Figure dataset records
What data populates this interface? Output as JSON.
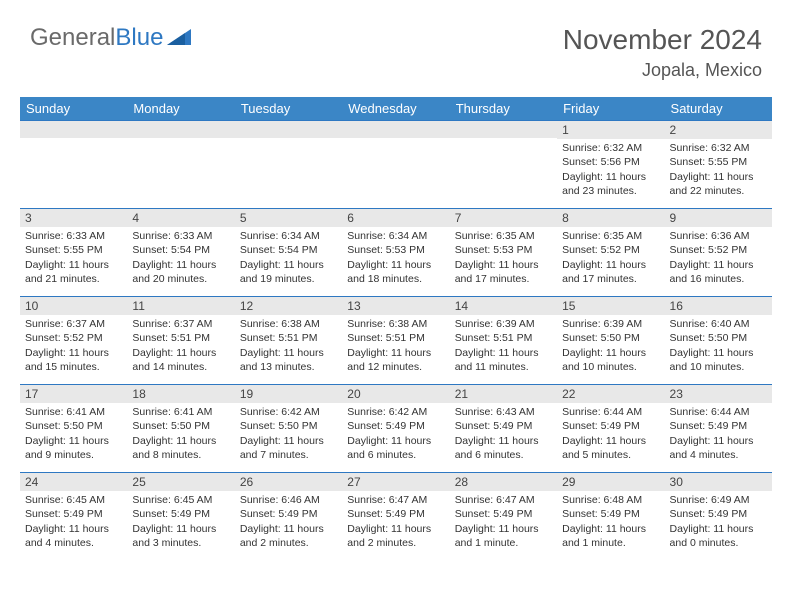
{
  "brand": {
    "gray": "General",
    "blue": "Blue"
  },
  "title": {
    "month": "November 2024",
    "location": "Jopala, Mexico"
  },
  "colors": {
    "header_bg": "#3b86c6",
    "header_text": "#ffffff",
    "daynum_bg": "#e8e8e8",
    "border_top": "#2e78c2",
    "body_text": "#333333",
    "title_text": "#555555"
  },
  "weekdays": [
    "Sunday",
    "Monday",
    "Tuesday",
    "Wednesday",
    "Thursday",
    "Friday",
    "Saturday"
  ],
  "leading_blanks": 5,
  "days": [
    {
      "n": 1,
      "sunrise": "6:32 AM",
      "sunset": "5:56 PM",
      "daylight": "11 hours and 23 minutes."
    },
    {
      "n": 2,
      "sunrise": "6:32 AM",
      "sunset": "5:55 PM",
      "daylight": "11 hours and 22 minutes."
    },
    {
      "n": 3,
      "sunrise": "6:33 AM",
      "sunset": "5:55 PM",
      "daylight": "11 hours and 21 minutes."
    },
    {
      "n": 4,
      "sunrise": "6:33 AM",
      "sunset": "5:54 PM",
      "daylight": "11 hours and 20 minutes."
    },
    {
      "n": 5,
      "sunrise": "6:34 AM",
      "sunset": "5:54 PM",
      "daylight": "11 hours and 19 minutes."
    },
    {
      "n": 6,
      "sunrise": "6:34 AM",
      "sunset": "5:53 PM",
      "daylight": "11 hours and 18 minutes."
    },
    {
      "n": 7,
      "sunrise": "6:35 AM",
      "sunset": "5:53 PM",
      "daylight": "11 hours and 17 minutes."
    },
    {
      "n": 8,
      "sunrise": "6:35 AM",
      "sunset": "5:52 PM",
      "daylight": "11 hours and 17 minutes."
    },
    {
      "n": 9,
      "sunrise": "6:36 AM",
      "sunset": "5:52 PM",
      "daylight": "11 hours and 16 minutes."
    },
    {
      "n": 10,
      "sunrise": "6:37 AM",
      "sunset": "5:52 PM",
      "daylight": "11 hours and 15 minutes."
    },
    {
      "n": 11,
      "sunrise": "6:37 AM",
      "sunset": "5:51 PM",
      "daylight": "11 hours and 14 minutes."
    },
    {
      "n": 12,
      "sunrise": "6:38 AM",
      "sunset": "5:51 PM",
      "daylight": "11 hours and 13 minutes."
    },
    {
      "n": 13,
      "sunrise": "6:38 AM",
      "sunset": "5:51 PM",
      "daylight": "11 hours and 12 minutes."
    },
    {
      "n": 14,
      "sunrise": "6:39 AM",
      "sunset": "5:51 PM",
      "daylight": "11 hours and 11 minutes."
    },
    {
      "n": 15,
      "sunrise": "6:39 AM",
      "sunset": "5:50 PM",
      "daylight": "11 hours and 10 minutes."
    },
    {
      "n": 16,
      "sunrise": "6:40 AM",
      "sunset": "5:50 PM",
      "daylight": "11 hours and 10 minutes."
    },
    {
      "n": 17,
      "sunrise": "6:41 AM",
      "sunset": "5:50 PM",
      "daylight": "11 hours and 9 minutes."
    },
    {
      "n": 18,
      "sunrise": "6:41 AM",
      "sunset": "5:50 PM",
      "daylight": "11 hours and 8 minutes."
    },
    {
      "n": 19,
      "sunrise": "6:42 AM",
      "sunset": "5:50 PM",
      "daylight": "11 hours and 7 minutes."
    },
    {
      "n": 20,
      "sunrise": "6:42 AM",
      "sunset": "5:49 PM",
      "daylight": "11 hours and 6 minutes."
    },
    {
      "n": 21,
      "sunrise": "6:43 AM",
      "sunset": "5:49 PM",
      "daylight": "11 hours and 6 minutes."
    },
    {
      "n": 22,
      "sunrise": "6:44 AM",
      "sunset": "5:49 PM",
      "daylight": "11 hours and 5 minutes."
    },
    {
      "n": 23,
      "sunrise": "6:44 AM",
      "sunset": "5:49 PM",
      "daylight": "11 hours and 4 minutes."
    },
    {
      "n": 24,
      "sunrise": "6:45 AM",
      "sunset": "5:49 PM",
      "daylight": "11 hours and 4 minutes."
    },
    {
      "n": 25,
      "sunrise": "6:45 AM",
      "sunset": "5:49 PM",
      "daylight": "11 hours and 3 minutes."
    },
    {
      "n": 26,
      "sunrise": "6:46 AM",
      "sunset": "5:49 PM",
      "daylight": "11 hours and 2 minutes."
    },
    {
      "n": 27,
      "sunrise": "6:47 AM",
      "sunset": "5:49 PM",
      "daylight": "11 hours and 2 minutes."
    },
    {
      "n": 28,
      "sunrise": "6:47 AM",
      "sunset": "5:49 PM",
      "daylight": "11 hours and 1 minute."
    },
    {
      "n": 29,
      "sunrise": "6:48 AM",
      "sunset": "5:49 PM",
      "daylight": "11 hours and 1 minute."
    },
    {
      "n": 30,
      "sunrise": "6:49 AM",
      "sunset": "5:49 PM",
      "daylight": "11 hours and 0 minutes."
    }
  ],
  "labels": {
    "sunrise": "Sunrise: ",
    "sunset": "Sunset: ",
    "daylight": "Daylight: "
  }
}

§ Prompt
Each entry gets copied exactly; the pictures stay out.

§ Finished answer
What data populates this interface? Output as JSON.
{
  "brand": {
    "gray": "General",
    "blue": "Blue"
  },
  "title": {
    "month": "November 2024",
    "location": "Jopala, Mexico"
  },
  "colors": {
    "header_bg": "#3b86c6",
    "header_text": "#ffffff",
    "daynum_bg": "#e8e8e8",
    "border_top": "#2e78c2",
    "body_text": "#333333",
    "title_text": "#555555"
  },
  "weekdays": [
    "Sunday",
    "Monday",
    "Tuesday",
    "Wednesday",
    "Thursday",
    "Friday",
    "Saturday"
  ],
  "leading_blanks": 5,
  "days": [
    {
      "n": 1,
      "sunrise": "6:32 AM",
      "sunset": "5:56 PM",
      "daylight": "11 hours and 23 minutes."
    },
    {
      "n": 2,
      "sunrise": "6:32 AM",
      "sunset": "5:55 PM",
      "daylight": "11 hours and 22 minutes."
    },
    {
      "n": 3,
      "sunrise": "6:33 AM",
      "sunset": "5:55 PM",
      "daylight": "11 hours and 21 minutes."
    },
    {
      "n": 4,
      "sunrise": "6:33 AM",
      "sunset": "5:54 PM",
      "daylight": "11 hours and 20 minutes."
    },
    {
      "n": 5,
      "sunrise": "6:34 AM",
      "sunset": "5:54 PM",
      "daylight": "11 hours and 19 minutes."
    },
    {
      "n": 6,
      "sunrise": "6:34 AM",
      "sunset": "5:53 PM",
      "daylight": "11 hours and 18 minutes."
    },
    {
      "n": 7,
      "sunrise": "6:35 AM",
      "sunset": "5:53 PM",
      "daylight": "11 hours and 17 minutes."
    },
    {
      "n": 8,
      "sunrise": "6:35 AM",
      "sunset": "5:52 PM",
      "daylight": "11 hours and 17 minutes."
    },
    {
      "n": 9,
      "sunrise": "6:36 AM",
      "sunset": "5:52 PM",
      "daylight": "11 hours and 16 minutes."
    },
    {
      "n": 10,
      "sunrise": "6:37 AM",
      "sunset": "5:52 PM",
      "daylight": "11 hours and 15 minutes."
    },
    {
      "n": 11,
      "sunrise": "6:37 AM",
      "sunset": "5:51 PM",
      "daylight": "11 hours and 14 minutes."
    },
    {
      "n": 12,
      "sunrise": "6:38 AM",
      "sunset": "5:51 PM",
      "daylight": "11 hours and 13 minutes."
    },
    {
      "n": 13,
      "sunrise": "6:38 AM",
      "sunset": "5:51 PM",
      "daylight": "11 hours and 12 minutes."
    },
    {
      "n": 14,
      "sunrise": "6:39 AM",
      "sunset": "5:51 PM",
      "daylight": "11 hours and 11 minutes."
    },
    {
      "n": 15,
      "sunrise": "6:39 AM",
      "sunset": "5:50 PM",
      "daylight": "11 hours and 10 minutes."
    },
    {
      "n": 16,
      "sunrise": "6:40 AM",
      "sunset": "5:50 PM",
      "daylight": "11 hours and 10 minutes."
    },
    {
      "n": 17,
      "sunrise": "6:41 AM",
      "sunset": "5:50 PM",
      "daylight": "11 hours and 9 minutes."
    },
    {
      "n": 18,
      "sunrise": "6:41 AM",
      "sunset": "5:50 PM",
      "daylight": "11 hours and 8 minutes."
    },
    {
      "n": 19,
      "sunrise": "6:42 AM",
      "sunset": "5:50 PM",
      "daylight": "11 hours and 7 minutes."
    },
    {
      "n": 20,
      "sunrise": "6:42 AM",
      "sunset": "5:49 PM",
      "daylight": "11 hours and 6 minutes."
    },
    {
      "n": 21,
      "sunrise": "6:43 AM",
      "sunset": "5:49 PM",
      "daylight": "11 hours and 6 minutes."
    },
    {
      "n": 22,
      "sunrise": "6:44 AM",
      "sunset": "5:49 PM",
      "daylight": "11 hours and 5 minutes."
    },
    {
      "n": 23,
      "sunrise": "6:44 AM",
      "sunset": "5:49 PM",
      "daylight": "11 hours and 4 minutes."
    },
    {
      "n": 24,
      "sunrise": "6:45 AM",
      "sunset": "5:49 PM",
      "daylight": "11 hours and 4 minutes."
    },
    {
      "n": 25,
      "sunrise": "6:45 AM",
      "sunset": "5:49 PM",
      "daylight": "11 hours and 3 minutes."
    },
    {
      "n": 26,
      "sunrise": "6:46 AM",
      "sunset": "5:49 PM",
      "daylight": "11 hours and 2 minutes."
    },
    {
      "n": 27,
      "sunrise": "6:47 AM",
      "sunset": "5:49 PM",
      "daylight": "11 hours and 2 minutes."
    },
    {
      "n": 28,
      "sunrise": "6:47 AM",
      "sunset": "5:49 PM",
      "daylight": "11 hours and 1 minute."
    },
    {
      "n": 29,
      "sunrise": "6:48 AM",
      "sunset": "5:49 PM",
      "daylight": "11 hours and 1 minute."
    },
    {
      "n": 30,
      "sunrise": "6:49 AM",
      "sunset": "5:49 PM",
      "daylight": "11 hours and 0 minutes."
    }
  ],
  "labels": {
    "sunrise": "Sunrise: ",
    "sunset": "Sunset: ",
    "daylight": "Daylight: "
  }
}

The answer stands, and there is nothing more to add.